In the material below, the lines containing the word "dachu" are required; copy each of them.

**GIVEN DATA**
----

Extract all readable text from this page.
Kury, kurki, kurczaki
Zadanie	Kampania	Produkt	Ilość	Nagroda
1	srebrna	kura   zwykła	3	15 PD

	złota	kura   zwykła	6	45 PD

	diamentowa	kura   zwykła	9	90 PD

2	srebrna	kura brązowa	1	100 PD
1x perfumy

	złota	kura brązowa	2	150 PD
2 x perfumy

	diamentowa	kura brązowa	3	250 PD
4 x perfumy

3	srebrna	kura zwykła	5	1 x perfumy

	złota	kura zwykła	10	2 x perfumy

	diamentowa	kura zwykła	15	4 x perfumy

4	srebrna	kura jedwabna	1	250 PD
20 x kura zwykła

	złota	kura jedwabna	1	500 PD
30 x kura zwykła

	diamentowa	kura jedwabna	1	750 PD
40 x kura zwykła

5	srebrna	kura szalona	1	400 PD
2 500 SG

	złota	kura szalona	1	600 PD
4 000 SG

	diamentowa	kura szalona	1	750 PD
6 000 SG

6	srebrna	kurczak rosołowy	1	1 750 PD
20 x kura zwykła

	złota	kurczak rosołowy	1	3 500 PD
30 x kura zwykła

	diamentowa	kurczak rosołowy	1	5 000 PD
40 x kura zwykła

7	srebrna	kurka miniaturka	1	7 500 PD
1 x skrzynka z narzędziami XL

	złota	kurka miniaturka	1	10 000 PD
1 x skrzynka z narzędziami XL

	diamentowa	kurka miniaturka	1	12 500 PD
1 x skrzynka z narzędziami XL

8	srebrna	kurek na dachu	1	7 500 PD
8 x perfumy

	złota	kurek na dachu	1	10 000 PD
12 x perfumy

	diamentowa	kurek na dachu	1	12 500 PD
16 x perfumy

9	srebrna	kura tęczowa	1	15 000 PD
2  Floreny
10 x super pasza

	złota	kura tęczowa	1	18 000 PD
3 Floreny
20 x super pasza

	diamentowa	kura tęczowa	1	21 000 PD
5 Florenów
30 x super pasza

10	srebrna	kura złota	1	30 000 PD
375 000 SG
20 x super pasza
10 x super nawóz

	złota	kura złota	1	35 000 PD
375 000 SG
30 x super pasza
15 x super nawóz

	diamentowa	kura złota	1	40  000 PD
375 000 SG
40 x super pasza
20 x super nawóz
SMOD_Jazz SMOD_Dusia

----

**TASK RESPONSE**
8	srebrna	kurek na dachu	1	7 500 PD
	złota	kurek na dachu	1	10 000 PD
	diamentowa	kurek na dachu	1	12 500 PD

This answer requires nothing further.